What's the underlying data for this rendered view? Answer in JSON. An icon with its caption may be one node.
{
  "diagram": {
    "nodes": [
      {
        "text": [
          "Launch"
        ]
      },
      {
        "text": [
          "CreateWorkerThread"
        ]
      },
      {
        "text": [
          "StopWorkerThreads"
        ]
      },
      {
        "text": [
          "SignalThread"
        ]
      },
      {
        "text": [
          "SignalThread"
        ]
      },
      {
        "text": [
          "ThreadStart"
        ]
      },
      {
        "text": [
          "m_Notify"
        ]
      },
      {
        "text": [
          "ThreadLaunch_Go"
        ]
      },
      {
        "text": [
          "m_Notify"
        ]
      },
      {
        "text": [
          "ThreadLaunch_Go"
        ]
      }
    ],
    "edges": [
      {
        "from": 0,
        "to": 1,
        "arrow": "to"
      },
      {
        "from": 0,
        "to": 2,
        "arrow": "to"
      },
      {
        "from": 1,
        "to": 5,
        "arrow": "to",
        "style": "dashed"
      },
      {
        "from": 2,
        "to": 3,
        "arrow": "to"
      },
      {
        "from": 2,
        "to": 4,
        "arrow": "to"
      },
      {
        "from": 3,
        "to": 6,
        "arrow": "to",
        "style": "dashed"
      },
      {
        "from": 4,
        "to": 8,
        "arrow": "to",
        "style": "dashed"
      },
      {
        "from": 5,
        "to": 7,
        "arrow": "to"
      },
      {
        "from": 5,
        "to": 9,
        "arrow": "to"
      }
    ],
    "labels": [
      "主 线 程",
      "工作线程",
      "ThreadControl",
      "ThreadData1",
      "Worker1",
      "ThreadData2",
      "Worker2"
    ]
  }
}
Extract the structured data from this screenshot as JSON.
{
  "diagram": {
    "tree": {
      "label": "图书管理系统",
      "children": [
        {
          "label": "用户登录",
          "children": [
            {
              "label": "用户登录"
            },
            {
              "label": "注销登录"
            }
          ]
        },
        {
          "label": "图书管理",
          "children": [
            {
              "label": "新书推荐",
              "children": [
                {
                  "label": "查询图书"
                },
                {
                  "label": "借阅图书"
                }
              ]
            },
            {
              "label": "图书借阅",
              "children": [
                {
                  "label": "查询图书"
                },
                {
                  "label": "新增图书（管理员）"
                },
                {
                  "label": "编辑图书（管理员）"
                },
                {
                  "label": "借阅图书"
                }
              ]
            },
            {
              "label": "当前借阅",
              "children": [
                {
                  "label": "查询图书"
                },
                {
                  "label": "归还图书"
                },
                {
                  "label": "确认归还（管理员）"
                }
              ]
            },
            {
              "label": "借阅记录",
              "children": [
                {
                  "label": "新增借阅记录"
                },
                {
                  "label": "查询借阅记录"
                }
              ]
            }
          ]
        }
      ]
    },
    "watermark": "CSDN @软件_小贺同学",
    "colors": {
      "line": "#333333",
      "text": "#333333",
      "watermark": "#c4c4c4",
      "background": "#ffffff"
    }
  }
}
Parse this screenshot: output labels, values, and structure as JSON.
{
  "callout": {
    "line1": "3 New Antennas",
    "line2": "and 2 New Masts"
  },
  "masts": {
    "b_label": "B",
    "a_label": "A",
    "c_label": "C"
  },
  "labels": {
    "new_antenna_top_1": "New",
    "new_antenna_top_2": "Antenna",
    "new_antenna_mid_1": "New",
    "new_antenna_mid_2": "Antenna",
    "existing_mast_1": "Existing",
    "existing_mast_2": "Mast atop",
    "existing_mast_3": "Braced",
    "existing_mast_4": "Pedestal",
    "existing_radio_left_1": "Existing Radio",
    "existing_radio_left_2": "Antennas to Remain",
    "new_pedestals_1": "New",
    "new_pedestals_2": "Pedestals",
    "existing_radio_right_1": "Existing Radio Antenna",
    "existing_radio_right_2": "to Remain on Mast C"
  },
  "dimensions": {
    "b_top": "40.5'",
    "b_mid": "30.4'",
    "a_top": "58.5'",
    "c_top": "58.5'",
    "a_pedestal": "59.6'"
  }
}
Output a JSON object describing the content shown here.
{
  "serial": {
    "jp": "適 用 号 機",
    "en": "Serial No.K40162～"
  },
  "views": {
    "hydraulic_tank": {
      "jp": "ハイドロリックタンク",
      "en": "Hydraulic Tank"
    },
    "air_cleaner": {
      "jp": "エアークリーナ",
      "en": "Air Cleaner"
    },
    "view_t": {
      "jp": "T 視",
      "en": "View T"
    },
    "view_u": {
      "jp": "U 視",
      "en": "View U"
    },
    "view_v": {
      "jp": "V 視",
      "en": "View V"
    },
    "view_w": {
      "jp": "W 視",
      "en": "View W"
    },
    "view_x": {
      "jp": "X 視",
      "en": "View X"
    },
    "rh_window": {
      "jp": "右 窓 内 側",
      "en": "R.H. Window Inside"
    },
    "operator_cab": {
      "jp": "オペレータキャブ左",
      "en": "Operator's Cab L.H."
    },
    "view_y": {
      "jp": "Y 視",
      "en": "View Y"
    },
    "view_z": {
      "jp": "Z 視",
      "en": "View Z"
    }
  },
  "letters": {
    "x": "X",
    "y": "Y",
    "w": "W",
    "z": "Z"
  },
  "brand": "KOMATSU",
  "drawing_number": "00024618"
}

::::

Brief: Extract each line from the listing that holds the word "screenshot".

Answer to this problem:
Extract the structured data from this screenshot as JSON.
Parse this screenshot: output labels, values, and structure as JSON.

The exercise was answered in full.